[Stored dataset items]
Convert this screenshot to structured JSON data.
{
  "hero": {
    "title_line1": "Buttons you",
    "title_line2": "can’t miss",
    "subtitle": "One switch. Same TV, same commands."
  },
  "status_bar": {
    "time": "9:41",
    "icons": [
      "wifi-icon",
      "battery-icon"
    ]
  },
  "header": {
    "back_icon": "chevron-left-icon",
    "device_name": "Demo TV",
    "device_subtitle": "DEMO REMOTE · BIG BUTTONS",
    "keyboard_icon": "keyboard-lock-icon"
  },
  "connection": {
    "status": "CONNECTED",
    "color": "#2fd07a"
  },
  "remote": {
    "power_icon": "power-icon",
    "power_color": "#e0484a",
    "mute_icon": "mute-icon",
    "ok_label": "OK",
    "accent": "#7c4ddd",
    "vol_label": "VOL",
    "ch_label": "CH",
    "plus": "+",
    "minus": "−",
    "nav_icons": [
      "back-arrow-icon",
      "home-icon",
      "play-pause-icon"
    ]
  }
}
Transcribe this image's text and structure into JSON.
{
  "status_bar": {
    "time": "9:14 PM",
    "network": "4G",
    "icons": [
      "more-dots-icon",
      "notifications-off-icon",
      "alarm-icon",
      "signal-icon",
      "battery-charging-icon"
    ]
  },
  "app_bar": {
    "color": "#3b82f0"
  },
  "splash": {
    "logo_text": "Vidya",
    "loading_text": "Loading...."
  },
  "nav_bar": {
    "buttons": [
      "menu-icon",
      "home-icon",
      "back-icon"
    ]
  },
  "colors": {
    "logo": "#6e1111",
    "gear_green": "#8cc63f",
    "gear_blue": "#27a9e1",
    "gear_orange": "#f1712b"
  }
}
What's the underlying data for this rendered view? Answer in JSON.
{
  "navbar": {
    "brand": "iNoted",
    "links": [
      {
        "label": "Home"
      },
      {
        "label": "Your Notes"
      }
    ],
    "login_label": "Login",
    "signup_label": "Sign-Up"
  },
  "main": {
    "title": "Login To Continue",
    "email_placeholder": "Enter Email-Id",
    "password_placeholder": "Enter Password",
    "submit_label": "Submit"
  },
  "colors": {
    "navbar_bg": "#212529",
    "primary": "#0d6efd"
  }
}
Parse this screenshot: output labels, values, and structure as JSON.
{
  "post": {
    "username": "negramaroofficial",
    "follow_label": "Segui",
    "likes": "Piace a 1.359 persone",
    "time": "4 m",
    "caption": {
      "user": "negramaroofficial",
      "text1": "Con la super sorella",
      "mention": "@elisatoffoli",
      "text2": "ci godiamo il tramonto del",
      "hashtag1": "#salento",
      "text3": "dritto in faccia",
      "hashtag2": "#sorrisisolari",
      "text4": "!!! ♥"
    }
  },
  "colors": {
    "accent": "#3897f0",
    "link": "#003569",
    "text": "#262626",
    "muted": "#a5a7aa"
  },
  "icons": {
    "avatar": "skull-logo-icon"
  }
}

▸ Written exercise: Output all preceding records character for character.

▸ Exercise answer:
Convert this screenshot to structured JSON data.
{
  "hero": {
    "title_line1": "Buttons you",
    "title_line2": "can’t miss",
    "subtitle": "One switch. Same TV, same commands."
  },
  "status_bar": {
    "time": "9:41",
    "icons": [
      "wifi-icon",
      "battery-icon"
    ]
  },
  "header": {
    "back_icon": "chevron-left-icon",
    "device_name": "Demo TV",
    "device_subtitle": "DEMO REMOTE · BIG BUTTONS",
    "keyboard_icon": "keyboard-lock-icon"
  },
  "connection": {
    "status": "CONNECTED",
    "color": "#2fd07a"
  },
  "remote": {
    "power_icon": "power-icon",
    "power_color": "#e0484a",
    "mute_icon": "mute-icon",
    "ok_label": "OK",
    "accent": "#7c4ddd",
    "vol_label": "VOL",
    "ch_label": "CH",
    "plus": "+",
    "minus": "−",
    "nav_icons": [
      "back-arrow-icon",
      "home-icon",
      "play-pause-icon"
    ]
  }
}
Transcribe this image's text and structure into JSON.
{
  "status_bar": {
    "time": "9:14 PM",
    "network": "4G",
    "icons": [
      "more-dots-icon",
      "notifications-off-icon",
      "alarm-icon",
      "signal-icon",
      "battery-charging-icon"
    ]
  },
  "app_bar": {
    "color": "#3b82f0"
  },
  "splash": {
    "logo_text": "Vidya",
    "loading_text": "Loading...."
  },
  "nav_bar": {
    "buttons": [
      "menu-icon",
      "home-icon",
      "back-icon"
    ]
  },
  "colors": {
    "logo": "#6e1111",
    "gear_green": "#8cc63f",
    "gear_blue": "#27a9e1",
    "gear_orange": "#f1712b"
  }
}
What's the underlying data for this rendered view? Answer in JSON.
{
  "navbar": {
    "brand": "iNoted",
    "links": [
      {
        "label": "Home"
      },
      {
        "label": "Your Notes"
      }
    ],
    "login_label": "Login",
    "signup_label": "Sign-Up"
  },
  "main": {
    "title": "Login To Continue",
    "email_placeholder": "Enter Email-Id",
    "password_placeholder": "Enter Password",
    "submit_label": "Submit"
  },
  "colors": {
    "navbar_bg": "#212529",
    "primary": "#0d6efd"
  }
}
Parse this screenshot: output labels, values, and structure as JSON.
{
  "post": {
    "username": "negramaroofficial",
    "follow_label": "Segui",
    "likes": "Piace a 1.359 persone",
    "time": "4 m",
    "caption": {
      "user": "negramaroofficial",
      "text1": "Con la super sorella",
      "mention": "@elisatoffoli",
      "text2": "ci godiamo il tramonto del",
      "hashtag1": "#salento",
      "text3": "dritto in faccia",
      "hashtag2": "#sorrisisolari",
      "text4": "!!! ♥"
    }
  },
  "colors": {
    "accent": "#3897f0",
    "link": "#003569",
    "text": "#262626",
    "muted": "#a5a7aa"
  },
  "icons": {
    "avatar": "skull-logo-icon"
  }
}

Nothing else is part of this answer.